◆ Ausgewählter Auszug
======
Bd. 4: Der Seekrieg - Der Krieg um die
Kolonien
Die Kampfhandlungen in der Türkei
Der Gaskrieg - Der Luftkrieg
Abschnitt: Der Krieg um die
Kolonien (Forts.)
Oberst Dr. Ernst Nigmann
6. Kamerun.
Die nordwestlich an Britisch-Nigeria, östlich und südlich an
Französisch-Äquatorial-Afrika angrenzende Kolonie Kamerun hatte
erst zwei Jahre vor Ausbruch des Weltkrieges als Entschädigung für
den Verzicht Deutschlands in Marokko einen beträchtlichen, etwa ein
Drittel seiner bisherigen Ausdehnung betragenden Gebietszuwachs erfahren.
Für die Führung der neuen Grenze wie die der früheren waren
ausschließlich Handelsinteressen maßgebend gewesen;
militärische Gesichtspunkte hatten bei der Grenzführung nicht
mitgesprochen. Auch die Küste, an der südlich das Stück
Spanisch-Guinea einspringt, während die spanische Insel
Fernando Po ihr gegenüber liegt, ist nirgends
verteidigungsfähig. Wenn auch die Geschichte der Kolonie eine Reihe von
Kämpfen mit den Eingeborenen in sich schließt, so war bei Ausbruch
des Krieges doch die Verwaltung nahezu überall festgefügt, die
Farbigen waren mit der deutschen Herrschaft zufrieden und anhänglich.
Namentlich der Hauptstamm der Kolonie, die Jaundes, hat dies dargetan; sie
haben fest zu den Deutschen gehalten, haben der Truppe Soldaten und
Verpflegung gestellt und sind schließlich - ein ganzes
Volk! - den deutschen, auf spanisches Gebiet übertretenden Truppen,
freiwillig ihre geliebte Heimat verlassend, in die ungewisse Ferne gefolgt.
Gewiß ein Beweis für deutsche kolonisatorische Befähigung
wie in Ostafrika, so auch hier in Kamerun, und so zu Herzen sprechend, daß
alle feindlichen
Anwürfe über die mangelnde Fähigkeit,
Farbige zu behandeln, sinnlos erscheinen.
[379]
Skizze 17: Kamerun.
======
◆ Ziel
Beantworte bitte diese drei Fragen zum Auszug über Kamerun:
1. Als Entschädigung wofür erhielt Kamerun zwei Jahre vor Kriegsbeginn einen Gebietszuwachs?
2. Welche Insel liegt der Küste Kameruns gegenüber?
3. Welcher Stamm wird als Hauptstamm der Kolonie genannt?
Das Material stammt aus einer anderen Quelle als der Auszug.

◆ Bereitgestelltes Material
======
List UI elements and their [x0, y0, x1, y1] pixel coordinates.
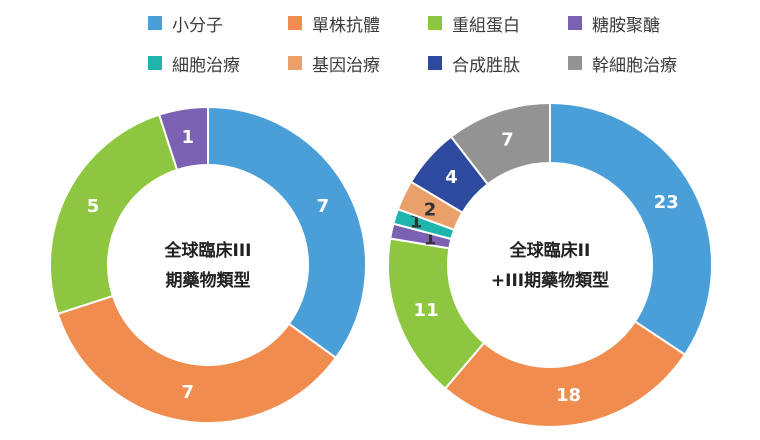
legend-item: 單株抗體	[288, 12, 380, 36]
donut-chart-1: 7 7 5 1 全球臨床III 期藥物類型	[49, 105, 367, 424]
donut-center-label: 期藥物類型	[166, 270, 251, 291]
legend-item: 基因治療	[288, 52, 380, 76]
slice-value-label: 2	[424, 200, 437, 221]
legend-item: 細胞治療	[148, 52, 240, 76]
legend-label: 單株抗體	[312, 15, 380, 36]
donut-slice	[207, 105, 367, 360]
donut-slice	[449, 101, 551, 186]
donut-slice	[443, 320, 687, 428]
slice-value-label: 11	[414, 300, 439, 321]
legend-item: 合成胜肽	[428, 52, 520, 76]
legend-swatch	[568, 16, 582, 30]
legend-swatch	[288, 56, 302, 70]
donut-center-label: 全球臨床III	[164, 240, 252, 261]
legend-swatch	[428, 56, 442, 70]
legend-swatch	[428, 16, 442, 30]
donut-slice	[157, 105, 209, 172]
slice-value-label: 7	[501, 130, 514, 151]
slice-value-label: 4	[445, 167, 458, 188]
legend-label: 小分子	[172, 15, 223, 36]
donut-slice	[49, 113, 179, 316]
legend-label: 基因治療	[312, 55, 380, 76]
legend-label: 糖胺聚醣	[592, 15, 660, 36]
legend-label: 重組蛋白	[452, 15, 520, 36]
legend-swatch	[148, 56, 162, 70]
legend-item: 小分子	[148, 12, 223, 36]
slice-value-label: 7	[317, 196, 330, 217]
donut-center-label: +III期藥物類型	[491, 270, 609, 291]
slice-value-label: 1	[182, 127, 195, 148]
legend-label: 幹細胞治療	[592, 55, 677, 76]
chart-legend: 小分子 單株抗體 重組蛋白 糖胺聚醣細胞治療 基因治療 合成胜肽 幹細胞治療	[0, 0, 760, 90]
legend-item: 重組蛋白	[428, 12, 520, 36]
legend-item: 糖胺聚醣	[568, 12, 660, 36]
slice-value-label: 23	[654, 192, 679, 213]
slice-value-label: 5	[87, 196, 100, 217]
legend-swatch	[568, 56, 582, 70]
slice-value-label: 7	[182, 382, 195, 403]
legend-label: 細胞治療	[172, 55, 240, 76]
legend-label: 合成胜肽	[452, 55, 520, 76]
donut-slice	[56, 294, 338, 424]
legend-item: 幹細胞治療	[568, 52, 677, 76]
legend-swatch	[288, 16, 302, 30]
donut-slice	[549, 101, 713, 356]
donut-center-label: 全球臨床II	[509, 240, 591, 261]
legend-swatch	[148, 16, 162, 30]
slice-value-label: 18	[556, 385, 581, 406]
======
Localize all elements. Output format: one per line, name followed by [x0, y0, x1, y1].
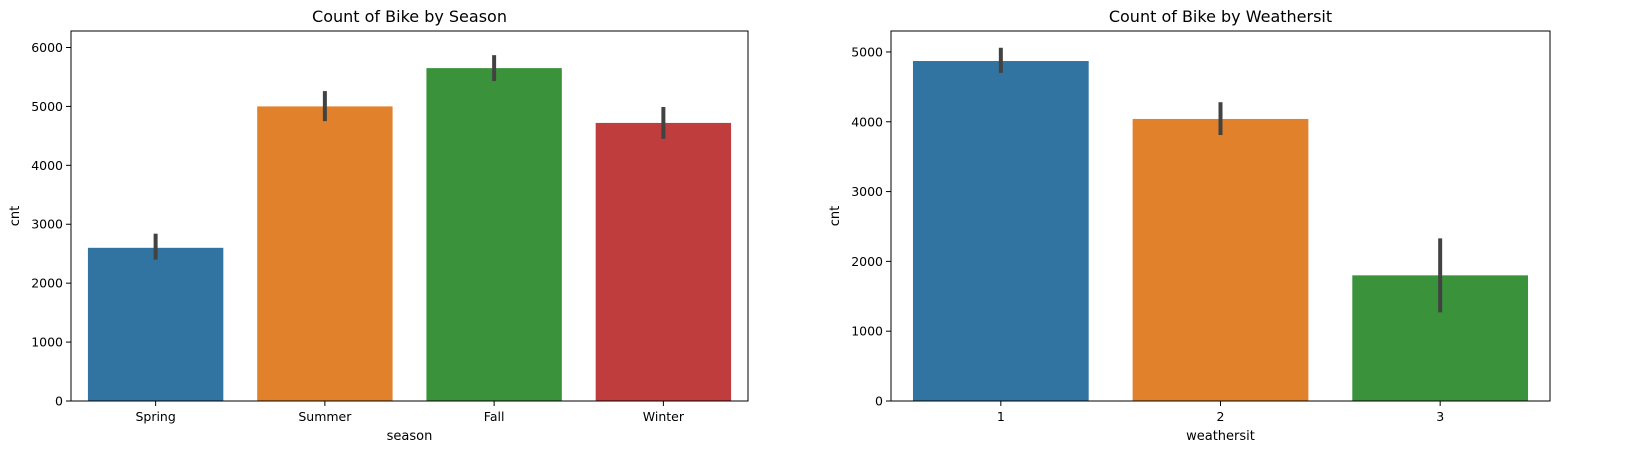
======
◆ Fertige Übung
1. Für den Verzicht Deutschlands in Marokko.
2. Die spanische Insel Fernando Po.
3. Die Jaundes.